* **Task requirements**:
Return each line holding the string "hager".
* start Records provided *
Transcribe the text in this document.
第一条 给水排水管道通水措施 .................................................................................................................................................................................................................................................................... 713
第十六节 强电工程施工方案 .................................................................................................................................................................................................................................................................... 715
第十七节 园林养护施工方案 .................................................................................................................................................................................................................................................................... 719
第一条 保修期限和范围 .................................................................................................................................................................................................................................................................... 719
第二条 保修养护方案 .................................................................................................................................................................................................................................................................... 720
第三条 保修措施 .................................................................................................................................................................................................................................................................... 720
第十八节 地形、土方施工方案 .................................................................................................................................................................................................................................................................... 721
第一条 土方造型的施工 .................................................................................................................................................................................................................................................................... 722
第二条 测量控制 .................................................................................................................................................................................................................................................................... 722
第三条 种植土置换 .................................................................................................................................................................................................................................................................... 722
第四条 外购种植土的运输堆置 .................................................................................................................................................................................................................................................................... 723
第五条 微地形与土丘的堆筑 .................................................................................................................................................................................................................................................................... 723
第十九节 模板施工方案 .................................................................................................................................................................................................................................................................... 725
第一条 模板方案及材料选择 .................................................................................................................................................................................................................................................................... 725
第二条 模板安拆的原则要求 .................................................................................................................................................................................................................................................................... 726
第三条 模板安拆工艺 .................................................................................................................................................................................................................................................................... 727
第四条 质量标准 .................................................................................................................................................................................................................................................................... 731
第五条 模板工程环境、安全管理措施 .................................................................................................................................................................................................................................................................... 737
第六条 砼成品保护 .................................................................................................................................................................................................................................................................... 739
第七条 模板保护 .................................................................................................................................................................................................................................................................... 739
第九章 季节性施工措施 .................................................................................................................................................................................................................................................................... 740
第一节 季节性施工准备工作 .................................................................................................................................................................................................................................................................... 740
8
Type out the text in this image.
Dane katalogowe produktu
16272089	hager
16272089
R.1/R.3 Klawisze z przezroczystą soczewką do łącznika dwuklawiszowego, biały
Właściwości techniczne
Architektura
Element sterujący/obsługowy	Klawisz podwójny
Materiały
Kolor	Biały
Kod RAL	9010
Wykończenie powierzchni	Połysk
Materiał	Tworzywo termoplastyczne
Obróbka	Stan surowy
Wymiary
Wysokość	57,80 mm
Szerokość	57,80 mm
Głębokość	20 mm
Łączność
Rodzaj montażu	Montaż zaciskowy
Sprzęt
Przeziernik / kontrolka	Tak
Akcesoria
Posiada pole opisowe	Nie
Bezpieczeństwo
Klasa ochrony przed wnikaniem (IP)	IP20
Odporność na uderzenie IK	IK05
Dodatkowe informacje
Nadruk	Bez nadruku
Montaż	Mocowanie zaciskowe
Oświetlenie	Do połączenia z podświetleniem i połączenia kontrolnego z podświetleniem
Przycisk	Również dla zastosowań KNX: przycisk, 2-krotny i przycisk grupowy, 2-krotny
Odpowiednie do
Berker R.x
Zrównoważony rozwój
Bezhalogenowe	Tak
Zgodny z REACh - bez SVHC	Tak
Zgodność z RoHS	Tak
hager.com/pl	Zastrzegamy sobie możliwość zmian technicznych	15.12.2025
* end Records provided *
* **Task solution**:
16272089	hager
hager.com/pl	Zastrzegamy sobie możliwość zmian technicznych	15.12.2025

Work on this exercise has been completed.